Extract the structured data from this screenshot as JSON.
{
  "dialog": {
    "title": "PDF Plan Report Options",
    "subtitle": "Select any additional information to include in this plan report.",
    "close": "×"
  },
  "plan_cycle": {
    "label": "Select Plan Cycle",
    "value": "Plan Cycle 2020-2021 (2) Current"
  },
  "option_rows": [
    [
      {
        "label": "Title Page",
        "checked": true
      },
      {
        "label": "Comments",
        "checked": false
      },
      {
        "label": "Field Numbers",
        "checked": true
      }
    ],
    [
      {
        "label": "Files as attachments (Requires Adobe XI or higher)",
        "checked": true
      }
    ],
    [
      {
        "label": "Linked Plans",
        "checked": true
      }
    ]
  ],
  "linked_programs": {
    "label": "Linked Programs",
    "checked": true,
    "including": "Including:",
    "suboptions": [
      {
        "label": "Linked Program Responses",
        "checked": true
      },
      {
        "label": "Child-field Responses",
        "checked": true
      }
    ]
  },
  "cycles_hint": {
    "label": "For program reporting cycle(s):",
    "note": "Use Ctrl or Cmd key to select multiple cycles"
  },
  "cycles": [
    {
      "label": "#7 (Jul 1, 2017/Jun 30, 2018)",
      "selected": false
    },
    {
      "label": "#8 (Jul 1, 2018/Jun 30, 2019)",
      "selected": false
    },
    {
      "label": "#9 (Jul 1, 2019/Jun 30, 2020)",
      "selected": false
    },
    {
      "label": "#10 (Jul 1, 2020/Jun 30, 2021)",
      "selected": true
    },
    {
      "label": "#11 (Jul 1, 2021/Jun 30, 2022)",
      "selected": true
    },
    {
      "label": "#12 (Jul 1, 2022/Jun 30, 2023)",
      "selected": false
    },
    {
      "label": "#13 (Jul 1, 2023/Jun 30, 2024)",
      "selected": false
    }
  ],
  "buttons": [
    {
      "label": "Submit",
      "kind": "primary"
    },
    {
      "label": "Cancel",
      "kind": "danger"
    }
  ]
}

» Exercise instructions
Copy out the whole listing exactly; please set it all down.

» Correct answer
Extract the structured data from this screenshot as JSON.
{
  "dialog": {
    "title": "PDF Plan Report Options",
    "subtitle": "Select any additional information to include in this plan report.",
    "close": "×"
  },
  "plan_cycle": {
    "label": "Select Plan Cycle",
    "value": "Plan Cycle 2020-2021 (2) Current"
  },
  "option_rows": [
    [
      {
        "label": "Title Page",
        "checked": true
      },
      {
        "label": "Comments",
        "checked": false
      },
      {
        "label": "Field Numbers",
        "checked": true
      }
    ],
    [
      {
        "label": "Files as attachments (Requires Adobe XI or higher)",
        "checked": true
      }
    ],
    [
      {
        "label": "Linked Plans",
        "checked": true
      }
    ]
  ],
  "linked_programs": {
    "label": "Linked Programs",
    "checked": true,
    "including": "Including:",
    "suboptions": [
      {
        "label": "Linked Program Responses",
        "checked": true
      },
      {
        "label": "Child-field Responses",
        "checked": true
      }
    ]
  },
  "cycles_hint": {
    "label": "For program reporting cycle(s):",
    "note": "Use Ctrl or Cmd key to select multiple cycles"
  },
  "cycles": [
    {
      "label": "#7 (Jul 1, 2017/Jun 30, 2018)",
      "selected": false
    },
    {
      "label": "#8 (Jul 1, 2018/Jun 30, 2019)",
      "selected": false
    },
    {
      "label": "#9 (Jul 1, 2019/Jun 30, 2020)",
      "selected": false
    },
    {
      "label": "#10 (Jul 1, 2020/Jun 30, 2021)",
      "selected": true
    },
    {
      "label": "#11 (Jul 1, 2021/Jun 30, 2022)",
      "selected": true
    },
    {
      "label": "#12 (Jul 1, 2022/Jun 30, 2023)",
      "selected": false
    },
    {
      "label": "#13 (Jul 1, 2023/Jun 30, 2024)",
      "selected": false
    }
  ],
  "buttons": [
    {
      "label": "Submit",
      "kind": "primary"
    },
    {
      "label": "Cancel",
      "kind": "danger"
    }
  ]
}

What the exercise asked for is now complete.